● Problem to solve: Can all of these lines be returned exactly?

● The data:
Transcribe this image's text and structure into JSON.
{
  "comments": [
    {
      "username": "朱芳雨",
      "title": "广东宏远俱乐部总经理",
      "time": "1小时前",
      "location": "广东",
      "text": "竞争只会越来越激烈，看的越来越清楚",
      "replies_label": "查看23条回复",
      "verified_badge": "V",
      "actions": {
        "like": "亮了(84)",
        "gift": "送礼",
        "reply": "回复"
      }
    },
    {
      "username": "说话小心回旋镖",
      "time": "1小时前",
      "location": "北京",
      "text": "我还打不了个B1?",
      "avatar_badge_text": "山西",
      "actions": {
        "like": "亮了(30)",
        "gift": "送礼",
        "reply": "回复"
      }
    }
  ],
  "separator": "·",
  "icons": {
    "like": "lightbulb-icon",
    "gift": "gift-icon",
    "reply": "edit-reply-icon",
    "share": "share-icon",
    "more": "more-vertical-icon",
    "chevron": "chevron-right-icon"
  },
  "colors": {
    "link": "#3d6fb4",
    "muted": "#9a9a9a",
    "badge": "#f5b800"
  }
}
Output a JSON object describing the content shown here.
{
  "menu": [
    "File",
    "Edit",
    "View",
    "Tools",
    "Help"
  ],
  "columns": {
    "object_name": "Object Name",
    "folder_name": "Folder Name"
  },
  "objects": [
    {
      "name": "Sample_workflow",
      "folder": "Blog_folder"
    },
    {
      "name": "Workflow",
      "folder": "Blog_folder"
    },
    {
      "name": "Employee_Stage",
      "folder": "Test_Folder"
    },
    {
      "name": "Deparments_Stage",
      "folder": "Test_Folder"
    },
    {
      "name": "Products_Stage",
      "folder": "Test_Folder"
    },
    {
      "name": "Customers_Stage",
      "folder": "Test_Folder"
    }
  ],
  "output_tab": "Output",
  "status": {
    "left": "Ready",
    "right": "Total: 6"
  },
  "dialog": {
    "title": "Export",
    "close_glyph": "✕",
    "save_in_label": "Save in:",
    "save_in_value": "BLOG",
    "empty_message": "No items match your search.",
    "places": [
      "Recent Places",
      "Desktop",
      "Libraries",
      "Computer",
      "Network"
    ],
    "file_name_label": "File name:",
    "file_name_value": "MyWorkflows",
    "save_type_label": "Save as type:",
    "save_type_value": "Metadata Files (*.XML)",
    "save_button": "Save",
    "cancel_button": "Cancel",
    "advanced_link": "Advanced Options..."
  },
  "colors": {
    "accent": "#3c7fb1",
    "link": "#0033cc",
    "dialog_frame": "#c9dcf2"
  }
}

● Full output:
Transcribe this image's text and structure into JSON.
{
  "comments": [
    {
      "username": "朱芳雨",
      "title": "广东宏远俱乐部总经理",
      "time": "1小时前",
      "location": "广东",
      "text": "竞争只会越来越激烈，看的越来越清楚",
      "replies_label": "查看23条回复",
      "verified_badge": "V",
      "actions": {
        "like": "亮了(84)",
        "gift": "送礼",
        "reply": "回复"
      }
    },
    {
      "username": "说话小心回旋镖",
      "time": "1小时前",
      "location": "北京",
      "text": "我还打不了个B1?",
      "avatar_badge_text": "山西",
      "actions": {
        "like": "亮了(30)",
        "gift": "送礼",
        "reply": "回复"
      }
    }
  ],
  "separator": "·",
  "icons": {
    "like": "lightbulb-icon",
    "gift": "gift-icon",
    "reply": "edit-reply-icon",
    "share": "share-icon",
    "more": "more-vertical-icon",
    "chevron": "chevron-right-icon"
  },
  "colors": {
    "link": "#3d6fb4",
    "muted": "#9a9a9a",
    "badge": "#f5b800"
  }
}
Output a JSON object describing the content shown here.
{
  "menu": [
    "File",
    "Edit",
    "View",
    "Tools",
    "Help"
  ],
  "columns": {
    "object_name": "Object Name",
    "folder_name": "Folder Name"
  },
  "objects": [
    {
      "name": "Sample_workflow",
      "folder": "Blog_folder"
    },
    {
      "name": "Workflow",
      "folder": "Blog_folder"
    },
    {
      "name": "Employee_Stage",
      "folder": "Test_Folder"
    },
    {
      "name": "Deparments_Stage",
      "folder": "Test_Folder"
    },
    {
      "name": "Products_Stage",
      "folder": "Test_Folder"
    },
    {
      "name": "Customers_Stage",
      "folder": "Test_Folder"
    }
  ],
  "output_tab": "Output",
  "status": {
    "left": "Ready",
    "right": "Total: 6"
  },
  "dialog": {
    "title": "Export",
    "close_glyph": "✕",
    "save_in_label": "Save in:",
    "save_in_value": "BLOG",
    "empty_message": "No items match your search.",
    "places": [
      "Recent Places",
      "Desktop",
      "Libraries",
      "Computer",
      "Network"
    ],
    "file_name_label": "File name:",
    "file_name_value": "MyWorkflows",
    "save_type_label": "Save as type:",
    "save_type_value": "Metadata Files (*.XML)",
    "save_button": "Save",
    "cancel_button": "Cancel",
    "advanced_link": "Advanced Options..."
  },
  "colors": {
    "accent": "#3c7fb1",
    "link": "#0033cc",
    "dialog_frame": "#c9dcf2"
  }
}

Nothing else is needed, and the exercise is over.